- _Set exercise_: Please rewrite the data below with every "clipboard-icon" changed to "copy-icon" and everything else left as is, omitting the pictures.

- _Extracted data entries_:
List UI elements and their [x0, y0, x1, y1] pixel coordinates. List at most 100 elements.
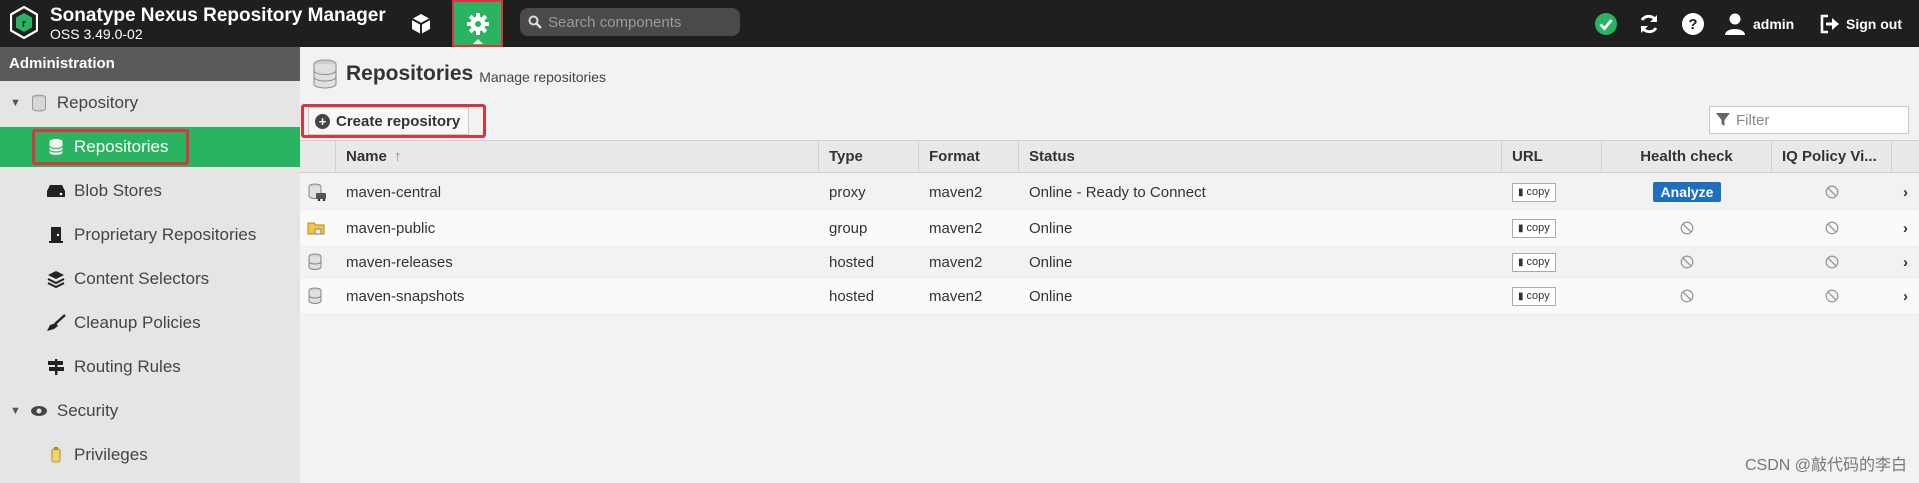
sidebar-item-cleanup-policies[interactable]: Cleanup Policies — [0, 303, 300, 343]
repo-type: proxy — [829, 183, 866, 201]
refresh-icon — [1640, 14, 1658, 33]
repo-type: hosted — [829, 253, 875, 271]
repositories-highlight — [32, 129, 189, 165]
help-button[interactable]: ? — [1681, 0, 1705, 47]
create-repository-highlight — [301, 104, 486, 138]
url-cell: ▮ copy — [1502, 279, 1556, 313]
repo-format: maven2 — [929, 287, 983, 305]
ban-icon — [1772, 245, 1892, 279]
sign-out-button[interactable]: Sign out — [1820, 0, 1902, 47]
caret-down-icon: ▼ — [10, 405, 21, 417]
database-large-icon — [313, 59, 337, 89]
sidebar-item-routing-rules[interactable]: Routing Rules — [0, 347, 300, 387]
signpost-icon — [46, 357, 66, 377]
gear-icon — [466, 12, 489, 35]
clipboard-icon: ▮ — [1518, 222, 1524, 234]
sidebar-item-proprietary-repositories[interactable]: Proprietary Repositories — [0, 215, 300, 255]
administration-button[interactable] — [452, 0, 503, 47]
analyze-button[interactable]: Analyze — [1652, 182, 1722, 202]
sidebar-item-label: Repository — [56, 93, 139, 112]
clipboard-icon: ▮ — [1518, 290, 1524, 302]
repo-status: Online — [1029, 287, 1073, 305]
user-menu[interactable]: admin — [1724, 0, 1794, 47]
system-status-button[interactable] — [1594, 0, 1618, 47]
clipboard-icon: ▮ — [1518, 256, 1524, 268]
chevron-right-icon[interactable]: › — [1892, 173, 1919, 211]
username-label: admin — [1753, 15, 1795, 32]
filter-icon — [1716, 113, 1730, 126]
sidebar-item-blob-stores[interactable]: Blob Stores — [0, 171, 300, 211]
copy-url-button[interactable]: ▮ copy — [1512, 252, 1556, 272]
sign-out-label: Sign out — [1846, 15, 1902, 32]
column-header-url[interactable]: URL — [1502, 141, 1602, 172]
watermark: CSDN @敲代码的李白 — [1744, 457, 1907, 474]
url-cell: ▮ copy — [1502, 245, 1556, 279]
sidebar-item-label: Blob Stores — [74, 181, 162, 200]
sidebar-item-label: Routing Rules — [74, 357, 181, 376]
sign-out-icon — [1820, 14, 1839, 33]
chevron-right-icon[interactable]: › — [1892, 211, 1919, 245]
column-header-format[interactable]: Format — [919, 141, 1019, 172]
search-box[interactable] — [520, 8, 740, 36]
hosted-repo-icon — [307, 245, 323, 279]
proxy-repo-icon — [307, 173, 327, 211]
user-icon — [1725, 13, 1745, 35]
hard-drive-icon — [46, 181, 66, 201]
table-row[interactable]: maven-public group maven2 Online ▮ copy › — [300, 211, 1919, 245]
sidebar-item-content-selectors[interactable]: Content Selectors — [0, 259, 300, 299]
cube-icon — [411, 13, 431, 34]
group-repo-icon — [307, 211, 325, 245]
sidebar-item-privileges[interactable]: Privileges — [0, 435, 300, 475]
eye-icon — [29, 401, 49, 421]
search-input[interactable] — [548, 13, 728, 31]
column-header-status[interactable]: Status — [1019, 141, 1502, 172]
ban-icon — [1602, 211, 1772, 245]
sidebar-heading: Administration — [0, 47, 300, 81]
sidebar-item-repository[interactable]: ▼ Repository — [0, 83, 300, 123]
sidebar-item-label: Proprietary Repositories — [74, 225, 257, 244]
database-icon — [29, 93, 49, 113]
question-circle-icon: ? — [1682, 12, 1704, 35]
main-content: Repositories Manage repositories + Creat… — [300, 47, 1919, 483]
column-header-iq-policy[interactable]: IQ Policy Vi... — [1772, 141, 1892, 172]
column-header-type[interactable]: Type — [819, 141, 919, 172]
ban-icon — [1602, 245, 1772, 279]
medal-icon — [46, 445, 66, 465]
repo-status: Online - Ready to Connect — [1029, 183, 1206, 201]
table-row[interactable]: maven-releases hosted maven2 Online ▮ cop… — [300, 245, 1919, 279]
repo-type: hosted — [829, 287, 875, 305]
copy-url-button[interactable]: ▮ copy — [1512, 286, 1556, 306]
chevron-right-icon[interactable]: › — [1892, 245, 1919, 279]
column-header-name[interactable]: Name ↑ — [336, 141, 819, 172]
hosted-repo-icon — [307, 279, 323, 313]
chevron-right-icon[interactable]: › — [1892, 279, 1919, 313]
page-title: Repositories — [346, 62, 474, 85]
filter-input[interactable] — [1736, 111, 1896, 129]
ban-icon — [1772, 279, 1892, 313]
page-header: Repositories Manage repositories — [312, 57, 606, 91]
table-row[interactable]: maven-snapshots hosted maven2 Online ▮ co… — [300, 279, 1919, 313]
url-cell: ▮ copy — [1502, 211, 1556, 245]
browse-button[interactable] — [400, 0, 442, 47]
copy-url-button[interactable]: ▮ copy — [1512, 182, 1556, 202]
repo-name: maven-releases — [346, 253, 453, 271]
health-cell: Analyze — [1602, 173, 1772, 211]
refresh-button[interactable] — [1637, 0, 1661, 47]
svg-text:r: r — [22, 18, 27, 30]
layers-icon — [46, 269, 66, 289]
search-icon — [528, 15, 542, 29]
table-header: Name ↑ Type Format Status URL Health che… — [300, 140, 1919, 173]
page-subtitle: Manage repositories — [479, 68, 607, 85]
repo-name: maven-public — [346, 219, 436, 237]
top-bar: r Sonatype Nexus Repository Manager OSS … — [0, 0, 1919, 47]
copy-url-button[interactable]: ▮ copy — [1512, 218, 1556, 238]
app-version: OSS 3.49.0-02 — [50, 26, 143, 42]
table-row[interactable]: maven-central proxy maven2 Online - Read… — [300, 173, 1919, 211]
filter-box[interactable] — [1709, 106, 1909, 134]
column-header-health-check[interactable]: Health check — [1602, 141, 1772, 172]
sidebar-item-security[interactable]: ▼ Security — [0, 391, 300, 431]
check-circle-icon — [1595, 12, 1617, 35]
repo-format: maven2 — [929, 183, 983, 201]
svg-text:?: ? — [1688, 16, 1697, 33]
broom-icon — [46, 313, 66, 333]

- _Finished answer_:
List UI elements and their [x0, y0, x1, y1] pixel coordinates. List at most 100 elements.
sidebar-item-cleanup-policies[interactable]: Cleanup Policies — [0, 303, 300, 343]
repo-type: proxy — [829, 183, 866, 201]
refresh-icon — [1640, 14, 1658, 33]
repo-type: hosted — [829, 253, 875, 271]
repositories-highlight — [32, 129, 189, 165]
help-button[interactable]: ? — [1681, 0, 1705, 47]
create-repository-highlight — [301, 104, 486, 138]
url-cell: ▮ copy — [1502, 279, 1556, 313]
repo-format: maven2 — [929, 287, 983, 305]
ban-icon — [1772, 245, 1892, 279]
sign-out-button[interactable]: Sign out — [1820, 0, 1902, 47]
caret-down-icon: ▼ — [10, 405, 21, 417]
database-large-icon — [313, 59, 337, 89]
sidebar-item-routing-rules[interactable]: Routing Rules — [0, 347, 300, 387]
signpost-icon — [46, 357, 66, 377]
gear-icon — [466, 12, 489, 35]
copy-icon: ▮ — [1518, 222, 1524, 234]
sidebar-item-proprietary-repositories[interactable]: Proprietary Repositories — [0, 215, 300, 255]
administration-button[interactable] — [452, 0, 503, 47]
analyze-button[interactable]: Analyze — [1652, 182, 1722, 202]
sidebar-item-label: Repository — [56, 93, 139, 112]
copy-icon: ▮ — [1518, 290, 1524, 302]
repo-status: Online — [1029, 287, 1073, 305]
user-menu[interactable]: admin — [1724, 0, 1794, 47]
system-status-button[interactable] — [1594, 0, 1618, 47]
copy-icon: ▮ — [1518, 256, 1524, 268]
chevron-right-icon[interactable]: › — [1892, 173, 1919, 211]
username-label: admin — [1753, 15, 1795, 32]
filter-icon — [1716, 113, 1730, 126]
sidebar-item-blob-stores[interactable]: Blob Stores — [0, 171, 300, 211]
copy-url-button[interactable]: ▮ copy — [1512, 252, 1556, 272]
sign-out-label: Sign out — [1846, 15, 1902, 32]
column-header-url[interactable]: URL — [1502, 141, 1602, 172]
watermark: CSDN @敲代码的李白 — [1744, 457, 1907, 474]
url-cell: ▮ copy — [1502, 245, 1556, 279]
sidebar-item-label: Blob Stores — [74, 181, 162, 200]
sidebar-item-label: Routing Rules — [74, 357, 181, 376]
sign-out-icon — [1820, 14, 1839, 33]
chevron-right-icon[interactable]: › — [1892, 211, 1919, 245]
column-header-format[interactable]: Format — [919, 141, 1019, 172]
search-box[interactable] — [520, 8, 740, 36]
hosted-repo-icon — [307, 245, 323, 279]
proxy-repo-icon — [307, 173, 327, 211]
user-icon — [1725, 13, 1745, 35]
hard-drive-icon — [46, 181, 66, 201]
table-row[interactable]: maven-public group maven2 Online ▮ copy › — [300, 211, 1919, 245]
sidebar-item-content-selectors[interactable]: Content Selectors — [0, 259, 300, 299]
cube-icon — [411, 13, 431, 34]
group-repo-icon — [307, 211, 325, 245]
sidebar-item-privileges[interactable]: Privileges — [0, 435, 300, 475]
eye-icon — [29, 401, 49, 421]
search-input[interactable] — [548, 13, 728, 31]
column-header-status[interactable]: Status — [1019, 141, 1502, 172]
ban-icon — [1602, 211, 1772, 245]
sidebar-heading: Administration — [0, 47, 300, 81]
sidebar-item-repository[interactable]: ▼ Repository — [0, 83, 300, 123]
sidebar-item-label: Proprietary Repositories — [74, 225, 257, 244]
database-icon — [29, 93, 49, 113]
question-circle-icon: ? — [1682, 12, 1704, 35]
main-content: Repositories Manage repositories + Creat… — [300, 47, 1919, 483]
column-header-iq-policy[interactable]: IQ Policy Vi... — [1772, 141, 1892, 172]
column-header-type[interactable]: Type — [819, 141, 919, 172]
ban-icon — [1602, 245, 1772, 279]
medal-icon — [46, 445, 66, 465]
repo-status: Online - Ready to Connect — [1029, 183, 1206, 201]
table-row[interactable]: maven-releases hosted maven2 Online ▮ cop… — [300, 245, 1919, 279]
repo-type: hosted — [829, 287, 875, 305]
copy-url-button[interactable]: ▮ copy — [1512, 286, 1556, 306]
chevron-right-icon[interactable]: › — [1892, 245, 1919, 279]
column-header-name[interactable]: Name ↑ — [336, 141, 819, 172]
hosted-repo-icon — [307, 279, 323, 313]
chevron-right-icon[interactable]: › — [1892, 279, 1919, 313]
page-title: Repositories — [346, 62, 474, 85]
filter-input[interactable] — [1736, 111, 1896, 129]
ban-icon — [1772, 279, 1892, 313]
page-header: Repositories Manage repositories — [312, 57, 606, 91]
table-row[interactable]: maven-snapshots hosted maven2 Online ▮ co… — [300, 279, 1919, 313]
url-cell: ▮ copy — [1502, 211, 1556, 245]
browse-button[interactable] — [400, 0, 442, 47]
copy-url-button[interactable]: ▮ copy — [1512, 182, 1556, 202]
repo-name: maven-releases — [346, 253, 453, 271]
health-cell: Analyze — [1602, 173, 1772, 211]
refresh-button[interactable] — [1637, 0, 1661, 47]
svg-text:r: r — [22, 18, 27, 30]
layers-icon — [46, 269, 66, 289]
search-icon — [528, 15, 542, 29]
table-header: Name ↑ Type Format Status URL Health che… — [300, 140, 1919, 173]
page-subtitle: Manage repositories — [479, 68, 607, 85]
repo-name: maven-public — [346, 219, 436, 237]
top-bar: r Sonatype Nexus Repository Manager OSS … — [0, 0, 1919, 47]
copy-url-button[interactable]: ▮ copy — [1512, 218, 1556, 238]
app-version: OSS 3.49.0-02 — [50, 26, 143, 42]
table-row[interactable]: maven-central proxy maven2 Online - Read… — [300, 173, 1919, 211]
filter-box[interactable] — [1709, 106, 1909, 134]
column-header-health-check[interactable]: Health check — [1602, 141, 1772, 172]
sidebar-item-security[interactable]: ▼ Security — [0, 391, 300, 431]
check-circle-icon — [1595, 12, 1617, 35]
repo-format: maven2 — [929, 183, 983, 201]
svg-text:?: ? — [1688, 16, 1697, 33]
broom-icon — [46, 313, 66, 333]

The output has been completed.